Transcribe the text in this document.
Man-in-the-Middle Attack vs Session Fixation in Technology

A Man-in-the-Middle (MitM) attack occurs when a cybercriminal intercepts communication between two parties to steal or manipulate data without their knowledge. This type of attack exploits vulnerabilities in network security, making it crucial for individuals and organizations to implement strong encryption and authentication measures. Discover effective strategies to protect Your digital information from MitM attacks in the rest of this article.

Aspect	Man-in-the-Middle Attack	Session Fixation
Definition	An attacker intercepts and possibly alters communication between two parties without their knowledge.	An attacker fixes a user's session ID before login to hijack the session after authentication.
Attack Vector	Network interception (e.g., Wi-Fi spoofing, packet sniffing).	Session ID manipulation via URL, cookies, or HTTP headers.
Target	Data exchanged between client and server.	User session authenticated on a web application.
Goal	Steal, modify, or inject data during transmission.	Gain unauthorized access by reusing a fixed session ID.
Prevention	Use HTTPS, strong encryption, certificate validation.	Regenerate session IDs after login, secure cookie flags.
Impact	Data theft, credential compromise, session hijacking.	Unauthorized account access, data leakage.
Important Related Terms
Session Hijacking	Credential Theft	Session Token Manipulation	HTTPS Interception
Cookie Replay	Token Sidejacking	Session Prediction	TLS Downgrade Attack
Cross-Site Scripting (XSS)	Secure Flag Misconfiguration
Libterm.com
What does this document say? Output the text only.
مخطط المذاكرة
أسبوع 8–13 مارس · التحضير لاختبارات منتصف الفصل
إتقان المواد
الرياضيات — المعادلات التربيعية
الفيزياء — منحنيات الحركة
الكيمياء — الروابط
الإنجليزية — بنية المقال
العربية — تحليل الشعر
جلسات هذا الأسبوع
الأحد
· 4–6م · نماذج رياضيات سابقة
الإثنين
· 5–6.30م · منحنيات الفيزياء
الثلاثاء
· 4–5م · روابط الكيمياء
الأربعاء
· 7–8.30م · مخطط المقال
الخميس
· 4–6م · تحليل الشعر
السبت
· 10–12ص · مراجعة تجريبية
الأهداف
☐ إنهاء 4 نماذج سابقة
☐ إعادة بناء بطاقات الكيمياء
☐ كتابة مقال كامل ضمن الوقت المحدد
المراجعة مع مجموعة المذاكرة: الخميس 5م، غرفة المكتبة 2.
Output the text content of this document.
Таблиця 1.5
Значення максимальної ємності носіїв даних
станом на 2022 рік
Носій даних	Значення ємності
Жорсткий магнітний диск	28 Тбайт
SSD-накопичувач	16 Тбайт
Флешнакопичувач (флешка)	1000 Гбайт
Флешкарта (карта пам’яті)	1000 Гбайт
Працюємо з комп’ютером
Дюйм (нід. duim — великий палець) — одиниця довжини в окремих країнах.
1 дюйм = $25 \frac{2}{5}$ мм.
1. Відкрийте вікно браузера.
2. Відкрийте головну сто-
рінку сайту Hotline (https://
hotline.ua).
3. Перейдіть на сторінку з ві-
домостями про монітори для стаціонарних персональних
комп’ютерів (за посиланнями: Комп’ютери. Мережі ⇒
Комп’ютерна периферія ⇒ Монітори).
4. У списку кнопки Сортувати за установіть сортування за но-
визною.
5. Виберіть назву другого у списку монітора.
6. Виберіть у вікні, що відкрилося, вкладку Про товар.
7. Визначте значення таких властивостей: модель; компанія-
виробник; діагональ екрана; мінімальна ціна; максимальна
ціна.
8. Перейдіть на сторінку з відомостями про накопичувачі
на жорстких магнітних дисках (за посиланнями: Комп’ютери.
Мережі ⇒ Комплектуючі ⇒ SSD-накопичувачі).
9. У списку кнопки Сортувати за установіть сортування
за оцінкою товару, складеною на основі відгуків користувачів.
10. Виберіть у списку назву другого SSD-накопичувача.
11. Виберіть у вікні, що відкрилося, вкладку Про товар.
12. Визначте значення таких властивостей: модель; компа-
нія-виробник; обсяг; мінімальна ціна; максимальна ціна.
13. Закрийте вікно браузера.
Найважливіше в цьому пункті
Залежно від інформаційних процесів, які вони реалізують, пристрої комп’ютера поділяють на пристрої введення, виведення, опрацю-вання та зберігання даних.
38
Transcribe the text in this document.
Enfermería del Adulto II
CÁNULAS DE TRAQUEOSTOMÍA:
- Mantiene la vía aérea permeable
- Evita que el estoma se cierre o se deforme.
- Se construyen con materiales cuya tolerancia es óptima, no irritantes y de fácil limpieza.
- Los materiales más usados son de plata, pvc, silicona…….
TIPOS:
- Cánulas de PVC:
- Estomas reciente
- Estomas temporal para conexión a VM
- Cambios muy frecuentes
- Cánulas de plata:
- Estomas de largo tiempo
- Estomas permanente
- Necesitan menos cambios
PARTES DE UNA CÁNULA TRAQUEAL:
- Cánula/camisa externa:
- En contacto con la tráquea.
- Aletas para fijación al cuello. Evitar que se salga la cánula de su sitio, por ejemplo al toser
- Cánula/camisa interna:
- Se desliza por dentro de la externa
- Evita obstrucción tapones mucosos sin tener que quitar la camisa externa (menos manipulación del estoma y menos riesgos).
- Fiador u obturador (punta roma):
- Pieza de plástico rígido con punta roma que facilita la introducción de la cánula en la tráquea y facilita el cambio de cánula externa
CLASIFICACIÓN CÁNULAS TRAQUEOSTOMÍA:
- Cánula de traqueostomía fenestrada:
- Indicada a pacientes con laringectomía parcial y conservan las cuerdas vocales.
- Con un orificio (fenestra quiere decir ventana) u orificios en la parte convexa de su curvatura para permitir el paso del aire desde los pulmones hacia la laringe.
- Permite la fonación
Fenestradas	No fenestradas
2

◆ ◆ ◆

What is needed: Write the material out again in its entirety, exactly as shown.

The answer:
Transcribe the text in this document.
Man-in-the-Middle Attack vs Session Fixation in Technology

A Man-in-the-Middle (MitM) attack occurs when a cybercriminal intercepts communication between two parties to steal or manipulate data without their knowledge. This type of attack exploits vulnerabilities in network security, making it crucial for individuals and organizations to implement strong encryption and authentication measures. Discover effective strategies to protect Your digital information from MitM attacks in the rest of this article.

Aspect	Man-in-the-Middle Attack	Session Fixation
Definition	An attacker intercepts and possibly alters communication between two parties without their knowledge.	An attacker fixes a user's session ID before login to hijack the session after authentication.
Attack Vector	Network interception (e.g., Wi-Fi spoofing, packet sniffing).	Session ID manipulation via URL, cookies, or HTTP headers.
Target	Data exchanged between client and server.	User session authenticated on a web application.
Goal	Steal, modify, or inject data during transmission.	Gain unauthorized access by reusing a fixed session ID.
Prevention	Use HTTPS, strong encryption, certificate validation.	Regenerate session IDs after login, secure cookie flags.
Impact	Data theft, credential compromise, session hijacking.	Unauthorized account access, data leakage.
Important Related Terms
Session Hijacking	Credential Theft	Session Token Manipulation	HTTPS Interception
Cookie Replay	Token Sidejacking	Session Prediction	TLS Downgrade Attack
Cross-Site Scripting (XSS)	Secure Flag Misconfiguration
Libterm.com
What does this document say? Output the text only.
مخطط المذاكرة
أسبوع 8–13 مارس · التحضير لاختبارات منتصف الفصل
إتقان المواد
الرياضيات — المعادلات التربيعية
الفيزياء — منحنيات الحركة
الكيمياء — الروابط
الإنجليزية — بنية المقال
العربية — تحليل الشعر
جلسات هذا الأسبوع
الأحد
· 4–6م · نماذج رياضيات سابقة
الإثنين
· 5–6.30م · منحنيات الفيزياء
الثلاثاء
· 4–5م · روابط الكيمياء
الأربعاء
· 7–8.30م · مخطط المقال
الخميس
· 4–6م · تحليل الشعر
السبت
· 10–12ص · مراجعة تجريبية
الأهداف
☐ إنهاء 4 نماذج سابقة
☐ إعادة بناء بطاقات الكيمياء
☐ كتابة مقال كامل ضمن الوقت المحدد
المراجعة مع مجموعة المذاكرة: الخميس 5م، غرفة المكتبة 2.
Output the text content of this document.
Таблиця 1.5
Значення максимальної ємності носіїв даних
станом на 2022 рік
Носій даних	Значення ємності
Жорсткий магнітний диск	28 Тбайт
SSD-накопичувач	16 Тбайт
Флешнакопичувач (флешка)	1000 Гбайт
Флешкарта (карта пам’яті)	1000 Гбайт
Працюємо з комп’ютером
Дюйм (нід. duim — великий палець) — одиниця довжини в окремих країнах.
1 дюйм = $25 \frac{2}{5}$ мм.
1. Відкрийте вікно браузера.
2. Відкрийте головну сто-
рінку сайту Hotline (https://
hotline.ua).
3. Перейдіть на сторінку з ві-
домостями про монітори для стаціонарних персональних
комп’ютерів (за посиланнями: Комп’ютери. Мережі ⇒
Комп’ютерна периферія ⇒ Монітори).
4. У списку кнопки Сортувати за установіть сортування за но-
визною.
5. Виберіть назву другого у списку монітора.
6. Виберіть у вікні, що відкрилося, вкладку Про товар.
7. Визначте значення таких властивостей: модель; компанія-
виробник; діагональ екрана; мінімальна ціна; максимальна
ціна.
8. Перейдіть на сторінку з відомостями про накопичувачі
на жорстких магнітних дисках (за посиланнями: Комп’ютери.
Мережі ⇒ Комплектуючі ⇒ SSD-накопичувачі).
9. У списку кнопки Сортувати за установіть сортування
за оцінкою товару, складеною на основі відгуків користувачів.
10. Виберіть у списку назву другого SSD-накопичувача.
11. Виберіть у вікні, що відкрилося, вкладку Про товар.
12. Визначте значення таких властивостей: модель; компа-
нія-виробник; обсяг; мінімальна ціна; максимальна ціна.
13. Закрийте вікно браузера.
Найважливіше в цьому пункті
Залежно від інформаційних процесів, які вони реалізують, пристрої комп’ютера поділяють на пристрої введення, виведення, опрацю-вання та зберігання даних.
38
Transcribe the text in this document.
Enfermería del Adulto II
CÁNULAS DE TRAQUEOSTOMÍA:
- Mantiene la vía aérea permeable
- Evita que el estoma se cierre o se deforme.
- Se construyen con materiales cuya tolerancia es óptima, no irritantes y de fácil limpieza.
- Los materiales más usados son de plata, pvc, silicona…….
TIPOS:
- Cánulas de PVC:
- Estomas reciente
- Estomas temporal para conexión a VM
- Cambios muy frecuentes
- Cánulas de plata:
- Estomas de largo tiempo
- Estomas permanente
- Necesitan menos cambios
PARTES DE UNA CÁNULA TRAQUEAL:
- Cánula/camisa externa:
- En contacto con la tráquea.
- Aletas para fijación al cuello. Evitar que se salga la cánula de su sitio, por ejemplo al toser
- Cánula/camisa interna:
- Se desliza por dentro de la externa
- Evita obstrucción tapones mucosos sin tener que quitar la camisa externa (menos manipulación del estoma y menos riesgos).
- Fiador u obturador (punta roma):
- Pieza de plástico rígido con punta roma que facilita la introducción de la cánula en la tráquea y facilita el cambio de cánula externa
CLASIFICACIÓN CÁNULAS TRAQUEOSTOMÍA:
- Cánula de traqueostomía fenestrada:
- Indicada a pacientes con laringectomía parcial y conservan las cuerdas vocales.
- Con un orificio (fenestra quiere decir ventana) u orificios en la parte convexa de su curvatura para permitir el paso del aire desde los pulmones hacia la laringe.
- Permite la fonación
Fenestradas	No fenestradas
2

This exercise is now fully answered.